## Questions on the material
[a] In the passage on China's ties with Africa, what was the value of trade between Zimbabwe and China in 2006?
[b] Continue the passage on China's ties with Africa from its last sentence.

## Source passage
+ + + + +
Zimbabwe’s Robert Mugabe reiterates that ‘China is Zimbabwe’s top cooperation partner’. In 2006, bilateral trade volume between Zimbabwe and China reached $270 million, and the figure is expected to hit $500 million in 2008, Zimbabwe’s 15,000% plus annual inflation, and 80% unemployment, notwithstanding.
While western countries, the World Bank and IMF would demand that the governments they work with and fund in the developing world be accountable, rule justly, invest in its people and possess economic freedom, China believes that such demands would be unfair.
Writing in ChinaAfrica, Li Anshan, deputy director of the Centre for African Studies of Peking University, says, “it has been China’s persistent policy since the 1950s to supply unconditional foreign aid to developing countries and not to interfere in their internal affairs. Given that there is the African Union, why should China, or any other world power, interfere in African affairs?”
Perhaps for the same reason, China would rather Africans slaughter themselves to the last man, so long as they acquire business contracts on post-war reconstruction, or sell crude and sophisticated weapons to the warring factions, or let political leaders swindle every penny from the continent so long as it ends in China.
+ + + + +
## Provided information
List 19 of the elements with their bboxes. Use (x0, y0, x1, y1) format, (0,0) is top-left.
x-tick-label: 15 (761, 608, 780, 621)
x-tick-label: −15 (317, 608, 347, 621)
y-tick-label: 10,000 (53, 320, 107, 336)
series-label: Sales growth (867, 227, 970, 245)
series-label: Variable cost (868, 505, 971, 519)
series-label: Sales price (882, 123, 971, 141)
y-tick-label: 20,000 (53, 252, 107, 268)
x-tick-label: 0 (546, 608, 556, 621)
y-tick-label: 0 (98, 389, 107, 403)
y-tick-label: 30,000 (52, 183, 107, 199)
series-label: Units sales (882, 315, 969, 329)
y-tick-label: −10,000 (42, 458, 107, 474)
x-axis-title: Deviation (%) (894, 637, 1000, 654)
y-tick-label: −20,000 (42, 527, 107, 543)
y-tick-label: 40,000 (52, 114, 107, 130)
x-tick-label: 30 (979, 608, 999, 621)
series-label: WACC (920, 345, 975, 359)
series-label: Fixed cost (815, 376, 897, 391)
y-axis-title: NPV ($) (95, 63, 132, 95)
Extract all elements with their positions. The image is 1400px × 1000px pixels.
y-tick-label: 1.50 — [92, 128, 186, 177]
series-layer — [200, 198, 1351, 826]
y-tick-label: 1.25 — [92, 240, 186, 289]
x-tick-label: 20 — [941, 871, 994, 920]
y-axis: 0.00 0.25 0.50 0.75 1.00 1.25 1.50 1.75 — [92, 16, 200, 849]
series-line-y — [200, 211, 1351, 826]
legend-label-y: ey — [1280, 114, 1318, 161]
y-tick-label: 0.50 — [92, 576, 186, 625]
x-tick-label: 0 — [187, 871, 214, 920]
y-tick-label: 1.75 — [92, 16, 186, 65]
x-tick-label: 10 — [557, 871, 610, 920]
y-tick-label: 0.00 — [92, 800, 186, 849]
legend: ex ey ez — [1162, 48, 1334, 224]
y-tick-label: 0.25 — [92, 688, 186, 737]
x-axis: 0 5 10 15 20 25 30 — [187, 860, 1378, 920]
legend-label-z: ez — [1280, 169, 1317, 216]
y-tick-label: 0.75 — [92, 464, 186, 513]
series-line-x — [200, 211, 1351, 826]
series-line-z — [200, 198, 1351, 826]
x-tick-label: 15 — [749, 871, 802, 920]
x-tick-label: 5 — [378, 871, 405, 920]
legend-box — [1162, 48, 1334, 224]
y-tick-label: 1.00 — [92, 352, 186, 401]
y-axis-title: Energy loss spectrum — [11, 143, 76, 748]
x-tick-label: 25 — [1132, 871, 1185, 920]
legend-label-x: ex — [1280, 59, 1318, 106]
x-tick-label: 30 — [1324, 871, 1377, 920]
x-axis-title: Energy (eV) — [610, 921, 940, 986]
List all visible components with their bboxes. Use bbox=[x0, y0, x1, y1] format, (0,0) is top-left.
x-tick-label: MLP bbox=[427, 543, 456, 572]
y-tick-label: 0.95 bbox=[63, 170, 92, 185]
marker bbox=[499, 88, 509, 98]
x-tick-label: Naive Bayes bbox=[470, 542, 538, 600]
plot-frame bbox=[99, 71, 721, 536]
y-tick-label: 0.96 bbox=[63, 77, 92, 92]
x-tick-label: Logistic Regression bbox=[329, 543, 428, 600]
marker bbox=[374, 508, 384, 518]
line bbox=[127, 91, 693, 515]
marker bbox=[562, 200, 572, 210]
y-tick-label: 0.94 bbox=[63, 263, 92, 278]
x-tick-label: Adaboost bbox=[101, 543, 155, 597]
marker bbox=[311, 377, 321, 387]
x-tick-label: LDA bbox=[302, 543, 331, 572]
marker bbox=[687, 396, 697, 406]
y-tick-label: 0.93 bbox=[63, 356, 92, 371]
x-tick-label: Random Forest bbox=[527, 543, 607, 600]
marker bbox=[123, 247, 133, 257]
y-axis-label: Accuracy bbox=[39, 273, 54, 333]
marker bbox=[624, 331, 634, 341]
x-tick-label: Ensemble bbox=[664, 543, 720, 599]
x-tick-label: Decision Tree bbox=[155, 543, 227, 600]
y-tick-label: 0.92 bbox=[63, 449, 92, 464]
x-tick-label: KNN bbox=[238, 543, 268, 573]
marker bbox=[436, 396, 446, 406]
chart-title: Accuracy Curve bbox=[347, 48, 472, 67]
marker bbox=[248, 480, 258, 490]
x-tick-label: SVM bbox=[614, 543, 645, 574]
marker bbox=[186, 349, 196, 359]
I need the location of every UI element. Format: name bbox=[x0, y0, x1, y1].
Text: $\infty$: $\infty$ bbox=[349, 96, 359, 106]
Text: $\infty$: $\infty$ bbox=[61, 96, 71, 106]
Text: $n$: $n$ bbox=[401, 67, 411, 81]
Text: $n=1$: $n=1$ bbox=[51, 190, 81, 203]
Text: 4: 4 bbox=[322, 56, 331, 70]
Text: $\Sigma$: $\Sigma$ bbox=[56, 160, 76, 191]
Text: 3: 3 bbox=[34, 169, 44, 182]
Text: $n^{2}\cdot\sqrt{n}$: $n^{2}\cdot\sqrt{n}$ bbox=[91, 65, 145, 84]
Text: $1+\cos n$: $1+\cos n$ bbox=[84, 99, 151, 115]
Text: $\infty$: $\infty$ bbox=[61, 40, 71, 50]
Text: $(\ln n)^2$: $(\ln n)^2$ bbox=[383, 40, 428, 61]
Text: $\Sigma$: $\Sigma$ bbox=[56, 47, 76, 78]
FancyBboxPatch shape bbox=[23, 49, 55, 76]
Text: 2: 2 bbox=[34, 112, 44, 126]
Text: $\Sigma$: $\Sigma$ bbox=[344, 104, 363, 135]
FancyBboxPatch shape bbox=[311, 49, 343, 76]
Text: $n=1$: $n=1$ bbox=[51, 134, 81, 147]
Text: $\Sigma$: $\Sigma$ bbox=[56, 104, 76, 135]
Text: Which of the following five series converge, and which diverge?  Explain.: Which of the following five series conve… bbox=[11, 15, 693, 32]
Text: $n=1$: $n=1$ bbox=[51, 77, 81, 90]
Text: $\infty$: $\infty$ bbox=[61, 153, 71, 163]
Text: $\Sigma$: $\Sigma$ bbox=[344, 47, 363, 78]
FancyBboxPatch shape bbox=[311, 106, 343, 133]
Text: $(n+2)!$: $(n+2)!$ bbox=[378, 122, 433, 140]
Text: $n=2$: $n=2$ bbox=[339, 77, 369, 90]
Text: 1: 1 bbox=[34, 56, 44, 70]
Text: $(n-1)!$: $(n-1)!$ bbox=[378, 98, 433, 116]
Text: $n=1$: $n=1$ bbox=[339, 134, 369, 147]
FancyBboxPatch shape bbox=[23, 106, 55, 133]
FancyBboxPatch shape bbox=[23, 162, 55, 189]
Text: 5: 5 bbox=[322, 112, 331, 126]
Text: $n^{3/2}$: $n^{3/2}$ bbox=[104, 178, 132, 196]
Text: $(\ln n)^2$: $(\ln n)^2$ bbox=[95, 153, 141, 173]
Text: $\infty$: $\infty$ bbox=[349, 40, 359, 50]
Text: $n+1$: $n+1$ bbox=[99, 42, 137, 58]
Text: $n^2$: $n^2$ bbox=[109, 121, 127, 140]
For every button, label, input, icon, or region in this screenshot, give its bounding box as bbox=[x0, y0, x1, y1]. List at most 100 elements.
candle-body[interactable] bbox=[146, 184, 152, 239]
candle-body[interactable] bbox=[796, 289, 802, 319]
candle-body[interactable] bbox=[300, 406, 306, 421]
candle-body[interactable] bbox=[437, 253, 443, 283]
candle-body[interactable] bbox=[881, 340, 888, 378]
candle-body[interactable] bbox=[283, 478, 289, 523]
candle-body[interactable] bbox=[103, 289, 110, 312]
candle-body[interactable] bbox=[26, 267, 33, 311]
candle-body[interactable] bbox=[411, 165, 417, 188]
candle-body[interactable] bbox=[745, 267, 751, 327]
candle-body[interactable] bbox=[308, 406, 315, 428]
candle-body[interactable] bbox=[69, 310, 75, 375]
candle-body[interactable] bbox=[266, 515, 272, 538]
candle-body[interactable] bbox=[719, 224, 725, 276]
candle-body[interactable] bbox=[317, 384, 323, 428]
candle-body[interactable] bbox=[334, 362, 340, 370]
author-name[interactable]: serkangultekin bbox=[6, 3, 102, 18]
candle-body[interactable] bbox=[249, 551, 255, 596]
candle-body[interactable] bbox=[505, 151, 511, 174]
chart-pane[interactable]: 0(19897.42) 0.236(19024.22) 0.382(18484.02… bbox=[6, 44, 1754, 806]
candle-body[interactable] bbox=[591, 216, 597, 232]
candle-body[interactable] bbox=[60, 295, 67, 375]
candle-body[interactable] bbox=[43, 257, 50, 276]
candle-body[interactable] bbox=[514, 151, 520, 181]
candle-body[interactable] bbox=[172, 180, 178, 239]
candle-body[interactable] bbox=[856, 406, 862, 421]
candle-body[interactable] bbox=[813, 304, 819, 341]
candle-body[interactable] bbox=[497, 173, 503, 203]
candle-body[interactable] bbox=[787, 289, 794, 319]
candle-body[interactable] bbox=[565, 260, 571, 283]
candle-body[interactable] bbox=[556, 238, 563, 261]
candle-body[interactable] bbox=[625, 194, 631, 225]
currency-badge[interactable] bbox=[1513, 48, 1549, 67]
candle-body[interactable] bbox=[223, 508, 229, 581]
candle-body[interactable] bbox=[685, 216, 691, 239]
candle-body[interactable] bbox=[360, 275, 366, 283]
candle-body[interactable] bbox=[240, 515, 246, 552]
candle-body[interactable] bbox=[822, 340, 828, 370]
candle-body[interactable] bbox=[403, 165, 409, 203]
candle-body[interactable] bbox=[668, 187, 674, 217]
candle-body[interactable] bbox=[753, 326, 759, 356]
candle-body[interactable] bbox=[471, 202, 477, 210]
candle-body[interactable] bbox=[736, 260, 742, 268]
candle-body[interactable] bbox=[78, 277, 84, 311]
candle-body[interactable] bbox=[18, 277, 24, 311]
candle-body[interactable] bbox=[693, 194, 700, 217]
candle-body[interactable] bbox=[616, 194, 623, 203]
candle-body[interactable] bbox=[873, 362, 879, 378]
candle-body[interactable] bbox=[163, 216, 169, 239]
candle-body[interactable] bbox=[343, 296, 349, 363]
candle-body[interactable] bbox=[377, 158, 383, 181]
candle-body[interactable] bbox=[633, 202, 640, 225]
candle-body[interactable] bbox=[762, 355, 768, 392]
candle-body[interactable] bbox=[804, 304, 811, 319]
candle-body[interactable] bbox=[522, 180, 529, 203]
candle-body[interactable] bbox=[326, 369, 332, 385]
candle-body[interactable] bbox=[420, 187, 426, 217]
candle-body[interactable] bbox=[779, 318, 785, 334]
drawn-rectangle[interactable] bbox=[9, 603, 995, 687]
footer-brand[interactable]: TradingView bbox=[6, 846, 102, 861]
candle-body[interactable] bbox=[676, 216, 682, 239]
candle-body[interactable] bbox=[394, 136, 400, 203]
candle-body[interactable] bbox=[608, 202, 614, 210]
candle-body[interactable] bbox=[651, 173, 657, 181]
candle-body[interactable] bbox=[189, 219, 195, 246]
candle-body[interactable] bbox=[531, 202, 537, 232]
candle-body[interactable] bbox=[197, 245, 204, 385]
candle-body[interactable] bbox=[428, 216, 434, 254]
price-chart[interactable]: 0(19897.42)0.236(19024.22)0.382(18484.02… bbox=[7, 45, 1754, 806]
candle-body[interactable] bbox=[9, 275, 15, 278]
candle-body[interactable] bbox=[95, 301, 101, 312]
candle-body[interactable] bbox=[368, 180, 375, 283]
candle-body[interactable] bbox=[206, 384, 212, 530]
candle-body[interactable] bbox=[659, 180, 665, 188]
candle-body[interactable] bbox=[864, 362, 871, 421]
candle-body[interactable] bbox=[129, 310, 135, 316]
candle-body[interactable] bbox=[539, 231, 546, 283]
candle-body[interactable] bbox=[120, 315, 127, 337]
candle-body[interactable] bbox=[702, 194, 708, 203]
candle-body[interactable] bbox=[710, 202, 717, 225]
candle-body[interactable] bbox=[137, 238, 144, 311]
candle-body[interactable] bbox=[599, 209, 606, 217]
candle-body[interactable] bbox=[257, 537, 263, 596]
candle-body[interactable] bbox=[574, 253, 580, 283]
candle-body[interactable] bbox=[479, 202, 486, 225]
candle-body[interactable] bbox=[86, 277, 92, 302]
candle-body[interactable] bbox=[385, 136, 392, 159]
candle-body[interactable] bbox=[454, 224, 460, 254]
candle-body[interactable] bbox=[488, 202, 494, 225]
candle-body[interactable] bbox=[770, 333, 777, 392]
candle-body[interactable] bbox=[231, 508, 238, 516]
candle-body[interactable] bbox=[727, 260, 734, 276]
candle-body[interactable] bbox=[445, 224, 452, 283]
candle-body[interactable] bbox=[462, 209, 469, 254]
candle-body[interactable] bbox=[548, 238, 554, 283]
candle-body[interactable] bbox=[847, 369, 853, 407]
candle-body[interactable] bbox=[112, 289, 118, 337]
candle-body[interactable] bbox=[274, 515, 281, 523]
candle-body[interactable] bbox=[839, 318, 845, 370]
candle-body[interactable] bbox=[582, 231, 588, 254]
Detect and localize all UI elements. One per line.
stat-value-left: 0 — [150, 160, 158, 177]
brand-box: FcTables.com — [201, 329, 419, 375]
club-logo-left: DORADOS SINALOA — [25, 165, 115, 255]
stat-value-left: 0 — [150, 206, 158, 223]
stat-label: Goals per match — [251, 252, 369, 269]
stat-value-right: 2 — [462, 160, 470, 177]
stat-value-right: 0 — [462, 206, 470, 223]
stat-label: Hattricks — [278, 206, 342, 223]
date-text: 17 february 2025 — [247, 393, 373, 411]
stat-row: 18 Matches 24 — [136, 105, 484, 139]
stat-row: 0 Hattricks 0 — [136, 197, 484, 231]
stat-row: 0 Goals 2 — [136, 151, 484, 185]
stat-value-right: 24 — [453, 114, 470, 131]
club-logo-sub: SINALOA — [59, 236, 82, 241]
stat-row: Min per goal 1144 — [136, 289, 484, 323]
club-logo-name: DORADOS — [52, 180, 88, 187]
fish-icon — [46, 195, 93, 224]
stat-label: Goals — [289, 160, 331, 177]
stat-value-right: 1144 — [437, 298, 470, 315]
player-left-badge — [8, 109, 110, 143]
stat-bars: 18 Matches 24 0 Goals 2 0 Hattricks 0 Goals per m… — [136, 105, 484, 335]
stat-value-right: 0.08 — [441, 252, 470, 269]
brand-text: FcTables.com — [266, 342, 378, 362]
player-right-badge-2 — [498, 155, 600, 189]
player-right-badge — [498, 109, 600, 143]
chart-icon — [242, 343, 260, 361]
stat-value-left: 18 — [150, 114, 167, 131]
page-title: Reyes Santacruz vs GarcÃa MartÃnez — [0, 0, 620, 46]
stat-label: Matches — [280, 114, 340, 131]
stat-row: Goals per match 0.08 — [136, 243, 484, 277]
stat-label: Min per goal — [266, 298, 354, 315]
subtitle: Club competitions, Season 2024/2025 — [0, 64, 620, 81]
+ + + + +
## List of answers
[a] $270 million

[b]
For instance, China only became active in Congo-Kinshasa in the post-conflict reconstruction, building roads such as the National Road No.1 which links Kinshasa and port of Matadi. The same has happened in Sierra Leone, Uganda, Liberia and Sudan’s Darfur region.
And, even in areas where Sino-Africa activities are concentrated, there is a rising discontent among the local populace for what is considered China’s ‘preference for its own expatriate labour on capital projects and the alleged dumping of low quality Chinese products.’
Akinyi Princess of K’Orinda-Yimbo contends in Darkest Europe and Africa’s Nightmare that the Chinese: dig, shovel, saw, clear and carry away the rubble themselves ‘no African gets employed in any position whatsoever in any Chinese projects. Everybody is Chinese from the engineers to the office messengers.’
Such disquiet among locals ‘and matched by studious silence among the ruling elite’ has been witnessed in the Niger Delta region of Nigeria, China-Zambia economic and trade cooperation zone in Lusaka, Zambia, Juba in Southern Sudan, and Algeria and Liberia among other countries. All these are resource-rich countries with Zambia-China Economic and Trade Cooperation Zone located in Zambia Copper Belt Province.
As Africa’s natural resources are exploited, its people are steadily marginalised, writes Mwesiga Baregu of the University of Dar es Salaam in BBC World Focus on Africa magazine.
The just-published book that examines the travails of Africa at the hands of world powers
A poor human rights record and clampdown on press freedom are some of the evils that the Chinese authorities are struggling to hide under the carpet despite frequent criticism, and that are now threatening to rear their ugly head at the August 2008 Beijing Olympics.
The ‘Free Tibet’ campaigners and China’s domestically dispossessed are hoping to use 2008 Beijing Olympics as platform for voicing their grievances.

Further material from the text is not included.